§ TEXT SECTION
MovieChat Forums > South Park (1997) Discussion > The Five Stages of ‘South Park’

The Five Stages of ‘South Park’


http://splitsider.com/2017/08/the-five-stages-of-south-park/

Seasons 1-3: The Developmental Stage

South Park is the second most influential adult cartoon of all time, trailing only The Simpsons, and much like that show, it got popular pretty much out of the gate, quickly evolving into a phenomenon. Because the show captivated audiences so quickly, nobody seemed to notice how underdeveloped it was (the same also holds true for the first season of The Simpsons). The show had an immediately identifiable hook: adorable 8-year-olds who spoke like the most vulgar adults. It doesn’t seem shocking now (not when considering all the far-more-offensive shows that have appeared since South Park debuted), but it was unlike anything that had been on television before.

That being said, it also feels a little bare-bones in retrospect. Yes, there’s some glorious absurdity to be found in the early years, but it’s also fairly simplistic compared to what the show would one day become. Randy Marsh was a generic dad-type character rather than the beloved legend he evolved into later on, the main characters’ personalities were still being fleshed out, and Cartman — the villain from day one — was mostly just a loudmouth rather than the sociopath he eventually became. Cartman’s rivalry with Kyle wasn’t there yet, and really, Stan and Kyle were largely the same character, reacting to the stimuli around them rather than having clear views of their own.

Spatial annotation entries:
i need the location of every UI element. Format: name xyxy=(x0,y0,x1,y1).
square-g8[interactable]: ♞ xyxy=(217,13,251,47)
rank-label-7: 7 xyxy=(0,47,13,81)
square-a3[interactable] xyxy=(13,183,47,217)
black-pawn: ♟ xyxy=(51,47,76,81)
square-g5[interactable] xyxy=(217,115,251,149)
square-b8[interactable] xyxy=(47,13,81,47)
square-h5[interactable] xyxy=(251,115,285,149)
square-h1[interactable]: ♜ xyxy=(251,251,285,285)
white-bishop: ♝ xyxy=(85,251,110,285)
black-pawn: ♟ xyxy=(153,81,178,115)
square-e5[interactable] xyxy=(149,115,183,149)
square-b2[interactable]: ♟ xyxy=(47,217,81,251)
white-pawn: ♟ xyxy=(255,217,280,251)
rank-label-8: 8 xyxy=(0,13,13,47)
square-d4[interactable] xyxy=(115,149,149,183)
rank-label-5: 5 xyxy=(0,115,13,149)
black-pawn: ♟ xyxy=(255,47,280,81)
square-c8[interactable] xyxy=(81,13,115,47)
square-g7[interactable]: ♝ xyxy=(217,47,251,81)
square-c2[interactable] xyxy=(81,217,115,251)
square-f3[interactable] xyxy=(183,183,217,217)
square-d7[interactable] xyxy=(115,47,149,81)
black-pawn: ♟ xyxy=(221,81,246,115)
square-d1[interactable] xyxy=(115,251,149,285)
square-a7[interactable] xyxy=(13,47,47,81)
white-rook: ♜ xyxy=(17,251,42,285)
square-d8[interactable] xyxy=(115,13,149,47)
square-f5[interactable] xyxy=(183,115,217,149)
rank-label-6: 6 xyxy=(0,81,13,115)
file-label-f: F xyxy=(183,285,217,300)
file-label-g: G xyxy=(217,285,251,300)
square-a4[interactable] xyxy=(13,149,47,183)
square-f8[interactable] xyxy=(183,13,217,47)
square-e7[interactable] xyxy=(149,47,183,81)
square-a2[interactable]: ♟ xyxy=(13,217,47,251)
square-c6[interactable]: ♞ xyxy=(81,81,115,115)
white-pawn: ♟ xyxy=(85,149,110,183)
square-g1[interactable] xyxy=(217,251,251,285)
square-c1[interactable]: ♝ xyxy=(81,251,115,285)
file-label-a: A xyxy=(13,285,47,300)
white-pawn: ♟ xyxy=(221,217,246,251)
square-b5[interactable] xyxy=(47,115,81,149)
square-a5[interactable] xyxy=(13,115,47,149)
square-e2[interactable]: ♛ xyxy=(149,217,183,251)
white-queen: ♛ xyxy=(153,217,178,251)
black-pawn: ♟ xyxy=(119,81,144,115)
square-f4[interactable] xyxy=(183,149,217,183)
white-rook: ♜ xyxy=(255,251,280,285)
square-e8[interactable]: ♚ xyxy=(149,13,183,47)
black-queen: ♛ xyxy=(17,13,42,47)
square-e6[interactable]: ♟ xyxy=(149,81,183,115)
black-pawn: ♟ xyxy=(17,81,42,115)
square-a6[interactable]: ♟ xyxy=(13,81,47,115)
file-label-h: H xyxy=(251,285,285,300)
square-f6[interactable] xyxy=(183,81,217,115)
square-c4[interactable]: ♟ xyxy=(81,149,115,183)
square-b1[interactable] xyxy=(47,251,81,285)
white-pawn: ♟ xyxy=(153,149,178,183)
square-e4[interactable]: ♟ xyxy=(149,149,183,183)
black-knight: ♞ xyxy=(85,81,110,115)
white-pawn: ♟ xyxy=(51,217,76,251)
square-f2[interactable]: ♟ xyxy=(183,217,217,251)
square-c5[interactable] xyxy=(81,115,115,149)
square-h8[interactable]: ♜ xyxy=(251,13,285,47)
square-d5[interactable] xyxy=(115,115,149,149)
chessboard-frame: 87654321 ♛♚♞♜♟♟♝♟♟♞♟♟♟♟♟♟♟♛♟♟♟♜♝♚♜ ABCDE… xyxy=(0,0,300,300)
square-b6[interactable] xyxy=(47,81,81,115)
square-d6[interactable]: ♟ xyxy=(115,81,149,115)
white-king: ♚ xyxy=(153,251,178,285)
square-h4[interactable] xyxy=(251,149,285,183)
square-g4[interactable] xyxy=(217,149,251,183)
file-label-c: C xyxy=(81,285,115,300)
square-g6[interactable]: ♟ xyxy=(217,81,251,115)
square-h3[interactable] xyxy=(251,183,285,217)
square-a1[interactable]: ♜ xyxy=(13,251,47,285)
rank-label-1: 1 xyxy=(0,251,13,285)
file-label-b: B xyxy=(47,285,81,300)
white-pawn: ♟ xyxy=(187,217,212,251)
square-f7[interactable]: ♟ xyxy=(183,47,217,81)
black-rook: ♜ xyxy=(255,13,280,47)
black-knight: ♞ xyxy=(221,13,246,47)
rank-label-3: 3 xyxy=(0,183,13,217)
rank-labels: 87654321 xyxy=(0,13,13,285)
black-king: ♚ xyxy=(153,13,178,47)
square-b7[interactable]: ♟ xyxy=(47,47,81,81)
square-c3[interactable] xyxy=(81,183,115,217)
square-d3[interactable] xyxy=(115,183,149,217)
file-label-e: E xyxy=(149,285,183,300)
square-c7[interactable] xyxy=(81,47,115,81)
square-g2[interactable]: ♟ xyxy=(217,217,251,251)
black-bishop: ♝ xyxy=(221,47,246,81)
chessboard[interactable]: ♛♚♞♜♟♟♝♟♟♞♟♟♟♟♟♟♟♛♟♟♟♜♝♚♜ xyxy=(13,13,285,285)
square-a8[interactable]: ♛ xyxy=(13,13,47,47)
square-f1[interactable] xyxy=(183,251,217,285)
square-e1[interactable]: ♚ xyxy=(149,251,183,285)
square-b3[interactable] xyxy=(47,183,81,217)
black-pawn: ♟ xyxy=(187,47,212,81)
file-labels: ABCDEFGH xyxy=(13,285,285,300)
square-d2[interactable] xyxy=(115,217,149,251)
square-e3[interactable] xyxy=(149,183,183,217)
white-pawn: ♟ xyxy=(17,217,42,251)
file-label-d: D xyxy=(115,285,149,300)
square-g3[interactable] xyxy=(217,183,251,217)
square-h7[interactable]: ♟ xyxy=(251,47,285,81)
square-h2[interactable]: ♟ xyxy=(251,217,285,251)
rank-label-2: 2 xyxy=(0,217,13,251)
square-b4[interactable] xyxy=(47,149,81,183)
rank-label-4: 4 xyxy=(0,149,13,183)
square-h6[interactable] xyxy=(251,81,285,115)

§ WORK TO DO
A – Name every South Park character whom the South Park article mentions by name.
B – Echo the passage of the South Park article that opens with the words "That being said, it" and closes with "of their own.".

§ EXERCISE RESULTS
A – Randy Marsh, Cartman, Kyle, Stan

B –
That being said, it also feels a little bare-bones in retrospect. Yes, there’s some glorious absurdity to be found in the early years, but it’s also fairly simplistic compared to what the show would one day become. Randy Marsh was a generic dad-type character rather than the beloved legend he evolved into later on, the main characters’ personalities were still being fleshed out, and Cartman — the villain from day one — was mostly just a loudmouth rather than the sociopath he eventually became. Cartman’s rivalry with Kyle wasn’t there yet, and really, Stan and Kyle were largely the same character, reacting to the stimuli around them rather than having clear views of their own.